* **What to work on**:
Exclude all pictures, then copy each of the records exactly as written.

* **Record set**:
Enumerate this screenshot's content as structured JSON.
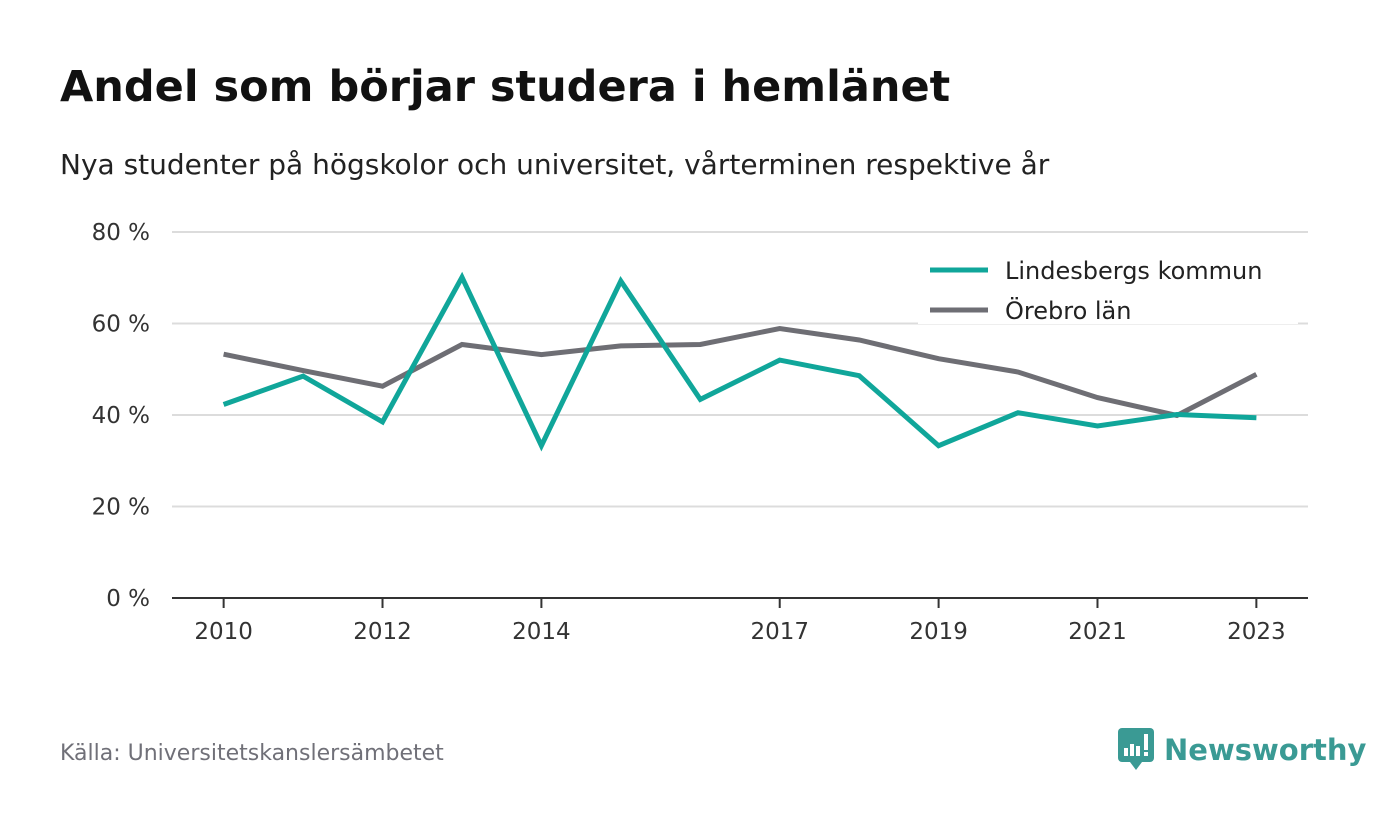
{
  "header": {
    "title": "Andel som börjar studera i hemlänet",
    "subtitle": "Nya studenter på högskolor och universitet, vårterminen respektive år"
  },
  "footer": {
    "source": "Källa: Universitetskanslersämbetet",
    "brand": "Newsworthy",
    "brand_icon": "newsworthy-logo-icon",
    "brand_color": "#3a9a94"
  },
  "chart_data": {
    "type": "line",
    "title": "Andel som börjar studera i hemlänet",
    "subtitle": "Nya studenter på högskolor och universitet, vårterminen respektive år",
    "x": [
      2010,
      2011,
      2012,
      2013,
      2014,
      2015,
      2016,
      2017,
      2018,
      2019,
      2020,
      2021,
      2022,
      2023
    ],
    "x_tick_values": [
      2010,
      2012,
      2014,
      2017,
      2019,
      2021,
      2023
    ],
    "x_tick_labels": [
      "2010",
      "2012",
      "2014",
      "2017",
      "2019",
      "2021",
      "2023"
    ],
    "y_ticks": [
      0,
      20,
      40,
      60,
      80
    ],
    "y_tick_labels": [
      "0 %",
      "20 %",
      "40 %",
      "60 %",
      "80 %"
    ],
    "ylim": [
      0,
      80
    ],
    "grid": true,
    "legend_position": "top-right",
    "series": [
      {
        "name": "Lindesbergs kommun",
        "color": "#10a69a",
        "values": [
          42.3,
          48.5,
          38.5,
          70.1,
          33.3,
          69.3,
          43.4,
          52.0,
          48.6,
          33.3,
          40.5,
          37.6,
          40.1,
          39.4
        ]
      },
      {
        "name": "Örebro län",
        "color": "#6e6e74",
        "values": [
          53.3,
          49.7,
          46.3,
          55.4,
          53.2,
          55.1,
          55.4,
          58.9,
          56.4,
          52.3,
          49.4,
          43.8,
          39.9,
          48.9
        ]
      }
    ]
  }
}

* **Solution to this task**:
Enumerate this screenshot's content as structured JSON.
{
  "header": {
    "title": "Andel som börjar studera i hemlänet",
    "subtitle": "Nya studenter på högskolor och universitet, vårterminen respektive år"
  },
  "footer": {
    "source": "Källa: Universitetskanslersämbetet",
    "brand": "Newsworthy",
    "brand_icon": "newsworthy-logo-icon",
    "brand_color": "#3a9a94"
  },
  "chart_data": {
    "type": "line",
    "title": "Andel som börjar studera i hemlänet",
    "subtitle": "Nya studenter på högskolor och universitet, vårterminen respektive år",
    "x": [
      2010,
      2011,
      2012,
      2013,
      2014,
      2015,
      2016,
      2017,
      2018,
      2019,
      2020,
      2021,
      2022,
      2023
    ],
    "x_tick_values": [
      2010,
      2012,
      2014,
      2017,
      2019,
      2021,
      2023
    ],
    "x_tick_labels": [
      "2010",
      "2012",
      "2014",
      "2017",
      "2019",
      "2021",
      "2023"
    ],
    "y_ticks": [
      0,
      20,
      40,
      60,
      80
    ],
    "y_tick_labels": [
      "0 %",
      "20 %",
      "40 %",
      "60 %",
      "80 %"
    ],
    "ylim": [
      0,
      80
    ],
    "grid": true,
    "legend_position": "top-right",
    "series": [
      {
        "name": "Lindesbergs kommun",
        "color": "#10a69a",
        "values": [
          42.3,
          48.5,
          38.5,
          70.1,
          33.3,
          69.3,
          43.4,
          52.0,
          48.6,
          33.3,
          40.5,
          37.6,
          40.1,
          39.4
        ]
      },
      {
        "name": "Örebro län",
        "color": "#6e6e74",
        "values": [
          53.3,
          49.7,
          46.3,
          55.4,
          53.2,
          55.1,
          55.4,
          58.9,
          56.4,
          52.3,
          49.4,
          43.8,
          39.9,
          48.9
        ]
      }
    ]
  }
}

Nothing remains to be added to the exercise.